* [EXERCISE]
Using the listing below, copy every line that mentions "scale".
── PROVIDED RECORDS
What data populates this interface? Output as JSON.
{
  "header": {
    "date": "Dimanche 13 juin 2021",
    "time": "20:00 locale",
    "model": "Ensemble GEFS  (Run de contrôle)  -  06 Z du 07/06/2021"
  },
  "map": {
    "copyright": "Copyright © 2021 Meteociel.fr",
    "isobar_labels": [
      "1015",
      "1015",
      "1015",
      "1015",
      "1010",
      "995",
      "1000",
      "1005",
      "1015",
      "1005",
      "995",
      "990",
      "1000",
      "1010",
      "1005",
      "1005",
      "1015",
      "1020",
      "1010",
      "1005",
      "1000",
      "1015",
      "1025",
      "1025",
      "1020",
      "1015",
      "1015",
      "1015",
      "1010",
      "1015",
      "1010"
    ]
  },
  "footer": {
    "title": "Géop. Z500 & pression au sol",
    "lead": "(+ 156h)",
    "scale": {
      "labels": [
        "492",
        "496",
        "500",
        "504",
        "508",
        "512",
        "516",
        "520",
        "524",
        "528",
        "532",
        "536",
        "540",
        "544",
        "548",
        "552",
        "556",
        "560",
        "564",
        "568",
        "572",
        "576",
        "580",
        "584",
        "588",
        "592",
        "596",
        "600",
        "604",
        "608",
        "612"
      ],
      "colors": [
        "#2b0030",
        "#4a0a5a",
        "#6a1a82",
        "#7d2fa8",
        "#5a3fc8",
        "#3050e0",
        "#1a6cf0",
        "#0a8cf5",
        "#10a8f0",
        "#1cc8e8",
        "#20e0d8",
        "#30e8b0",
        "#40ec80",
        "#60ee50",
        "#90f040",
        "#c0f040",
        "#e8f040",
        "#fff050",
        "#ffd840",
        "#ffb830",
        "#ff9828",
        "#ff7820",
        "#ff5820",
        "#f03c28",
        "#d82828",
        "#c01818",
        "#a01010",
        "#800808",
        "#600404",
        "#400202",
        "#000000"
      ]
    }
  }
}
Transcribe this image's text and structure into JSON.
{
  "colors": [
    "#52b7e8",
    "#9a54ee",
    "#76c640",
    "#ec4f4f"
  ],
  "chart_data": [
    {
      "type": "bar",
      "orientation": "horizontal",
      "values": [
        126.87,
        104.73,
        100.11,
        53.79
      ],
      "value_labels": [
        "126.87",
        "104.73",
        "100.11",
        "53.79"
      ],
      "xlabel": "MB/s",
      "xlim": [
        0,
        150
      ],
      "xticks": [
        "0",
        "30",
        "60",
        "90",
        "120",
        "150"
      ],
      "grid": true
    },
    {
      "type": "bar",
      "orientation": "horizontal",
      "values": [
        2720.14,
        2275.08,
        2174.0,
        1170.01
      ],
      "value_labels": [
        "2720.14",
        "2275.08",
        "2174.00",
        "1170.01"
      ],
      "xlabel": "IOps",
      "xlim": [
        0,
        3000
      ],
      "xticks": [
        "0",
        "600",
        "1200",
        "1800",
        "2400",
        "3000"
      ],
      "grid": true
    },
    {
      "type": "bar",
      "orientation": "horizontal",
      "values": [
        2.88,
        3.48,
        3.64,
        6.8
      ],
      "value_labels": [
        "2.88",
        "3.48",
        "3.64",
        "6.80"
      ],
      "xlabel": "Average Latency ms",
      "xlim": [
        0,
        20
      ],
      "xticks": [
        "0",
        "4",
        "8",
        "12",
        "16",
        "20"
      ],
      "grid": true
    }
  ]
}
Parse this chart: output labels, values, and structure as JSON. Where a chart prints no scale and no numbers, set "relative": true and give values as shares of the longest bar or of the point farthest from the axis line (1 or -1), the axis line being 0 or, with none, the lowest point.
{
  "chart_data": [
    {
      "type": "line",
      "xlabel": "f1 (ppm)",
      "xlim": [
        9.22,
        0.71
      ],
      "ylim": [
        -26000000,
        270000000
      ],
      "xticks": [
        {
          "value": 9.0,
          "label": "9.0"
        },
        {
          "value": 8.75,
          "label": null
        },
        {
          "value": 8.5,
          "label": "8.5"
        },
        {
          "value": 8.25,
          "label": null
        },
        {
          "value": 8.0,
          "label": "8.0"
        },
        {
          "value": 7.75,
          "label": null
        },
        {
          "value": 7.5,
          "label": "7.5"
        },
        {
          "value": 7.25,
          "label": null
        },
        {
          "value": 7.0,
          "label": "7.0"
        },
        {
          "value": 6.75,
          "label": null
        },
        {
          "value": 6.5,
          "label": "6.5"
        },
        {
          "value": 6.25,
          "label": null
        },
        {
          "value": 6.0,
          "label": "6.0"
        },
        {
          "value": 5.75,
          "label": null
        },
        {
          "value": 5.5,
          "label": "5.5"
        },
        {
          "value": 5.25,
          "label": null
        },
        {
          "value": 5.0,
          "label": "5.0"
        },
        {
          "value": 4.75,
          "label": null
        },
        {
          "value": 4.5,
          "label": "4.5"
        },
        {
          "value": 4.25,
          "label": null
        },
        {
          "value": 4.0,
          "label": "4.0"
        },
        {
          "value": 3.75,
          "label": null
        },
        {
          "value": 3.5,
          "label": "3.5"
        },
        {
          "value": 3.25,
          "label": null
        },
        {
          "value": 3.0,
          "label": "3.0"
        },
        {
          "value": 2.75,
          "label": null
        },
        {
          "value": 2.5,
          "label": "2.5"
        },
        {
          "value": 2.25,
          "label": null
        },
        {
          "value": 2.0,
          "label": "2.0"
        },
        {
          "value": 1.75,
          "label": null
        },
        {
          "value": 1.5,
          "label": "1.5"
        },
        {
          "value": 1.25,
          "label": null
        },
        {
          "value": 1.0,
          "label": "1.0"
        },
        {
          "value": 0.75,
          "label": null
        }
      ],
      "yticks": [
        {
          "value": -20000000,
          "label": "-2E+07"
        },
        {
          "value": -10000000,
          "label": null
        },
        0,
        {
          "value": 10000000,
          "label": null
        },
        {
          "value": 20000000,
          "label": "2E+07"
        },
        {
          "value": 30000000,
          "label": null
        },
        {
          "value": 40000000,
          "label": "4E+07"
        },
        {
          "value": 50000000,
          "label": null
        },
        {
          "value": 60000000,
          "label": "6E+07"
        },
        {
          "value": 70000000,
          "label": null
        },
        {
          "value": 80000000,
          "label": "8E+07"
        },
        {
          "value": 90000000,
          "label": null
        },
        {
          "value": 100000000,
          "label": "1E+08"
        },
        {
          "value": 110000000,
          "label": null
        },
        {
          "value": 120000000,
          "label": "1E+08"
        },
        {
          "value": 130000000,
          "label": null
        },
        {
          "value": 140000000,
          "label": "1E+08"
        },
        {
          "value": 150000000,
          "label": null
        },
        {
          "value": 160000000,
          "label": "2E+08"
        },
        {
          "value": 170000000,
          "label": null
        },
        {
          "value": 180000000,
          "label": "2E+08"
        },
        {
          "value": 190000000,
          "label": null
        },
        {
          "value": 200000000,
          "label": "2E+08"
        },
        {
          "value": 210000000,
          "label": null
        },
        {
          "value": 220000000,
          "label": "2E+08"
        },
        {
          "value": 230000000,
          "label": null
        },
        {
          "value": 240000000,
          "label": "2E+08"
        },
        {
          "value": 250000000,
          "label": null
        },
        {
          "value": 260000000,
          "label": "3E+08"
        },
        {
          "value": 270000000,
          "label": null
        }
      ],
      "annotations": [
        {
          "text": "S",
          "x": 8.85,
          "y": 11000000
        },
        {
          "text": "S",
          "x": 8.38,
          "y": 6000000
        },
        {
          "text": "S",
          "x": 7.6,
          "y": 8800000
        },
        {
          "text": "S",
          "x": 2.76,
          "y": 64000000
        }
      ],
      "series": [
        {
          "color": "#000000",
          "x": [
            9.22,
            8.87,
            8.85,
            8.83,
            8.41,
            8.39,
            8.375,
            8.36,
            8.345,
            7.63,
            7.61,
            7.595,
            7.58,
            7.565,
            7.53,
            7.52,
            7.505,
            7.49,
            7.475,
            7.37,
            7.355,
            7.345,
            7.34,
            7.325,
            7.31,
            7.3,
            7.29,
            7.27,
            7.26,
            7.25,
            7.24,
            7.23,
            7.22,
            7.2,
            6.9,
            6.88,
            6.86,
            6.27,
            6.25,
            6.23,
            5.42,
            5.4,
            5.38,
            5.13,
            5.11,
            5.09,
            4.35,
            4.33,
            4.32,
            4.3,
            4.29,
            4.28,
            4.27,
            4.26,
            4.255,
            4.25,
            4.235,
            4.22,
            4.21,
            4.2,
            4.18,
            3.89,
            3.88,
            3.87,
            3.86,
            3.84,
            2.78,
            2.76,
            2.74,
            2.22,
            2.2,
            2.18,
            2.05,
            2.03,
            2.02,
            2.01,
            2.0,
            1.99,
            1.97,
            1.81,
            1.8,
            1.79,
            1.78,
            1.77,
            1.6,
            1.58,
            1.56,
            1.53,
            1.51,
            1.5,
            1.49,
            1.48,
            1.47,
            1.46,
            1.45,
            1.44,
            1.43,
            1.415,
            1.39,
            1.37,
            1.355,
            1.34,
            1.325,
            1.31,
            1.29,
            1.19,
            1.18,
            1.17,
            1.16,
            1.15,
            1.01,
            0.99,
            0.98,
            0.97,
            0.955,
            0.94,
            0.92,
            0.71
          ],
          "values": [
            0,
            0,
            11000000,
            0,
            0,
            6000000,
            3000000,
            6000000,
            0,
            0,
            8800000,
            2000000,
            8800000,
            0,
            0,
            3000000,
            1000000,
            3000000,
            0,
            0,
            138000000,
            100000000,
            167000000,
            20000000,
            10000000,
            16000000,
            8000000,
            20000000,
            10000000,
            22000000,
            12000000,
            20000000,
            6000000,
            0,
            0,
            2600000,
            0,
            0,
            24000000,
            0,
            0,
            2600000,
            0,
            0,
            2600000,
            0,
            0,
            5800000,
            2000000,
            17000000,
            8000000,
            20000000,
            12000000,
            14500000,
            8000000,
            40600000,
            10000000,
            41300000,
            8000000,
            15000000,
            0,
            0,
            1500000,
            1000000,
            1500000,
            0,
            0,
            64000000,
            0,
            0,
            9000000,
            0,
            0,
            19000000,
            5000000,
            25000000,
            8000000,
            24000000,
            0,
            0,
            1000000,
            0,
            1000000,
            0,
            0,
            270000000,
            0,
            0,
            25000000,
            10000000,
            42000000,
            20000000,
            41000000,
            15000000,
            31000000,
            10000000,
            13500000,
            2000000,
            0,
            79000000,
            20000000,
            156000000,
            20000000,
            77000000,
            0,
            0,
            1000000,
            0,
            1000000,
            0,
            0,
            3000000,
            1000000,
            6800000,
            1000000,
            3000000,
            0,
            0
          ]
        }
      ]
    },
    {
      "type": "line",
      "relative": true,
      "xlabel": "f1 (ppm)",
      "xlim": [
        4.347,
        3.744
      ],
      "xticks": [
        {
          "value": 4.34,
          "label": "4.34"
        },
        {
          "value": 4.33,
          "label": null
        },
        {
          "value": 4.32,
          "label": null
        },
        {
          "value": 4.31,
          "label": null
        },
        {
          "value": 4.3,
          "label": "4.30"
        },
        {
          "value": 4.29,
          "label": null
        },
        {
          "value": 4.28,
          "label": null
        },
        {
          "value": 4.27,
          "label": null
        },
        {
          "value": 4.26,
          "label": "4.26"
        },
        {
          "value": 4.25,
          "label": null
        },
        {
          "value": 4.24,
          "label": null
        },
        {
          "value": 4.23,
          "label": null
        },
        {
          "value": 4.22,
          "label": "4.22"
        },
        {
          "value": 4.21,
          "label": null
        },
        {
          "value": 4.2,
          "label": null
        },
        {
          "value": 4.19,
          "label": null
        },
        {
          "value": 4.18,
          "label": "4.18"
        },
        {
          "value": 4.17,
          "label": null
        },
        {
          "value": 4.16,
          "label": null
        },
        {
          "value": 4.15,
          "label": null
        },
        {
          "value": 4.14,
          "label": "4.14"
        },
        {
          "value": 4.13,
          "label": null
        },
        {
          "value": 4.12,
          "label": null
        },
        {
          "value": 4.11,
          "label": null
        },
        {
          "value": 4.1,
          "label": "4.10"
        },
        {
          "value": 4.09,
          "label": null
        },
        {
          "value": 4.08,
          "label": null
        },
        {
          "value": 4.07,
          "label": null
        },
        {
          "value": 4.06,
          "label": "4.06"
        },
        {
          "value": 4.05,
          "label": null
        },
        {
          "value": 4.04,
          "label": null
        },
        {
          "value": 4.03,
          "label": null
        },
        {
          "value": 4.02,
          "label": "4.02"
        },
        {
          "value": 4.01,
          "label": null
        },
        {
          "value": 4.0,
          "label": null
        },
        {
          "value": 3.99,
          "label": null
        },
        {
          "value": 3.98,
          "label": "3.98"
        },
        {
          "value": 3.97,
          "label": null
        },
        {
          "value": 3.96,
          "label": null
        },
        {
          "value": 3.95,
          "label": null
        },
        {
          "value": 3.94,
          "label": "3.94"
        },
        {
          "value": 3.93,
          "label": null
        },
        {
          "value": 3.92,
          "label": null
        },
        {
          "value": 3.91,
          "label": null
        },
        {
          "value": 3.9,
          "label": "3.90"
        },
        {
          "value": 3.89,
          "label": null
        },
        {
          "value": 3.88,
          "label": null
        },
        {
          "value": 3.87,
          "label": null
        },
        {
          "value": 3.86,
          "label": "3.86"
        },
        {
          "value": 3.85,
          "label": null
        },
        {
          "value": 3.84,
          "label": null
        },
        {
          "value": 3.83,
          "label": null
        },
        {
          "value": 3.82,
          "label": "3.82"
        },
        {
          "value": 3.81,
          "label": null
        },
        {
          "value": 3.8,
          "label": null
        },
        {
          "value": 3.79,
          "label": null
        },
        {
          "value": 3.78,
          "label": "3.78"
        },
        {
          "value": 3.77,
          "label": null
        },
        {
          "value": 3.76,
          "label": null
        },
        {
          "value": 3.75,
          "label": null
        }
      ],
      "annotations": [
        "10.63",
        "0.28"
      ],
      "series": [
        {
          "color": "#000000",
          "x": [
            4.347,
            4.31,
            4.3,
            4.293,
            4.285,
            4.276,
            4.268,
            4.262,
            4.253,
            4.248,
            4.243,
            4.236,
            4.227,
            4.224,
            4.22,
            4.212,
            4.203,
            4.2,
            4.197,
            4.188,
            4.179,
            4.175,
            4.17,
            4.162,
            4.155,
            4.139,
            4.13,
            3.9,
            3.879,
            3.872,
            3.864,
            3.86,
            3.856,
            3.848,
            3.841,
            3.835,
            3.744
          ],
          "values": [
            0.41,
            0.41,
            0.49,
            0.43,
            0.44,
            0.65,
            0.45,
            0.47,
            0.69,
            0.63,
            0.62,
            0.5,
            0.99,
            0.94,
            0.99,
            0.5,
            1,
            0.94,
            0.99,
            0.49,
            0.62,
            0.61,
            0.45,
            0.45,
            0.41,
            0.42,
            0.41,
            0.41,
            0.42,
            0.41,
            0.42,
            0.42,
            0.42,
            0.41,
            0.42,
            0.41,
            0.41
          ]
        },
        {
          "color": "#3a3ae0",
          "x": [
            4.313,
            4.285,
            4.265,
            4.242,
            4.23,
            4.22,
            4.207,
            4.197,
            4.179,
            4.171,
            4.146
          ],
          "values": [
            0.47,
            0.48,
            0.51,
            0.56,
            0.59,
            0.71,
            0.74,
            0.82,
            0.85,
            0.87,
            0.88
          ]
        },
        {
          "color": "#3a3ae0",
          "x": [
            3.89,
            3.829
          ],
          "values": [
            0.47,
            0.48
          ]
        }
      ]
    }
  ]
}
────
* [RESPONSE]
    "scale": {
Parse this chart: output labels, values, and structure as JSON. Where a chart prints no scale and no numbers, set "relative": true and give values as shares of the longest bar or of the point farthest from the axis line (1 or -1), the axis line being 0 or, with none, the lowest point.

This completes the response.